(Direction) Sift the listing for lines that hold the string "콘크리트" and pull them out.

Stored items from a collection

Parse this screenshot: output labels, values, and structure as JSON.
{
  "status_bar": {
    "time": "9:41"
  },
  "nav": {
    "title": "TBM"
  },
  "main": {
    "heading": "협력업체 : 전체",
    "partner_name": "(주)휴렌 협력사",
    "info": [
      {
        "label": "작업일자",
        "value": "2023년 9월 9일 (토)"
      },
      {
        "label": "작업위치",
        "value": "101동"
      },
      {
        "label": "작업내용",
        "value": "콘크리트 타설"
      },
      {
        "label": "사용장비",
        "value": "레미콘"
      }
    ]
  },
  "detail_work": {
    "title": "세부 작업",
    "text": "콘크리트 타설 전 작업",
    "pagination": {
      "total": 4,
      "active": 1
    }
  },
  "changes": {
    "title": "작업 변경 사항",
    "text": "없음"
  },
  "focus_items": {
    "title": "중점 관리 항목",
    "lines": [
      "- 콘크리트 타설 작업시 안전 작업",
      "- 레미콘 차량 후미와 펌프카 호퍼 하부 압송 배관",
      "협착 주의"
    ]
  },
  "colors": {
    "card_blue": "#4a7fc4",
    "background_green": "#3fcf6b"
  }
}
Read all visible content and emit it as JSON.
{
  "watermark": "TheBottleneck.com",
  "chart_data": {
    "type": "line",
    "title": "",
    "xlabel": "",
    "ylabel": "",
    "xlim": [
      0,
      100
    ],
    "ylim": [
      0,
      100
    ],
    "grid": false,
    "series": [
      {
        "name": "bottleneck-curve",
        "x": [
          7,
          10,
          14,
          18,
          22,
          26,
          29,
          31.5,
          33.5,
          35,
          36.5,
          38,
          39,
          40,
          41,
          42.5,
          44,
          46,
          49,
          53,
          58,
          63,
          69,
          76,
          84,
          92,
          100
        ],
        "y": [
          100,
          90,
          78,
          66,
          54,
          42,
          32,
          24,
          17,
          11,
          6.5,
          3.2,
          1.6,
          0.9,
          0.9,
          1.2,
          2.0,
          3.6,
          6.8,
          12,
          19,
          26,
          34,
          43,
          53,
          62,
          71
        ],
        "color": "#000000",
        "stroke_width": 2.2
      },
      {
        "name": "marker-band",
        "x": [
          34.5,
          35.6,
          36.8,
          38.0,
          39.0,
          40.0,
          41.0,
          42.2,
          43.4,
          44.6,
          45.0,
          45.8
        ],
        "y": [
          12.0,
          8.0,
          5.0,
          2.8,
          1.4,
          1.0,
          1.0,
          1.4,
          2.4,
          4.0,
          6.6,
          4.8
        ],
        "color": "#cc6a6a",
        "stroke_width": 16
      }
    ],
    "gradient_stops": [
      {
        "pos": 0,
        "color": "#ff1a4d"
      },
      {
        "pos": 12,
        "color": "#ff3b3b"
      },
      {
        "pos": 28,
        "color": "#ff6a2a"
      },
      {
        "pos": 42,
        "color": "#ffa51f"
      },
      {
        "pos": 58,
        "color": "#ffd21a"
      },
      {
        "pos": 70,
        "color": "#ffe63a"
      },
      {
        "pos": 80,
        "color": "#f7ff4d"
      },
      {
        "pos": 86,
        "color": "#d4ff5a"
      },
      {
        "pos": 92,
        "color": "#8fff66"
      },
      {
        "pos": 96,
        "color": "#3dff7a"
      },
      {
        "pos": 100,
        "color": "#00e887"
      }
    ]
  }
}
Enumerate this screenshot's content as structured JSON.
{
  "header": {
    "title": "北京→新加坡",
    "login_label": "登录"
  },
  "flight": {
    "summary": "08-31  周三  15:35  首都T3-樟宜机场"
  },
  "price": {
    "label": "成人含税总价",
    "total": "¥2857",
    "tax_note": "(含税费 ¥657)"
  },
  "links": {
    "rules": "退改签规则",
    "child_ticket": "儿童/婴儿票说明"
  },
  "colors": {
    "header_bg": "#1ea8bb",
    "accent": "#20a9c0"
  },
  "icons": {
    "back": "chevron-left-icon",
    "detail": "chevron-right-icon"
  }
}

(Task answer)
        "value": "콘크리트 타설"
    "text": "콘크리트 타설 전 작업",
      "- 콘크리트 타설 작업시 안전 작업",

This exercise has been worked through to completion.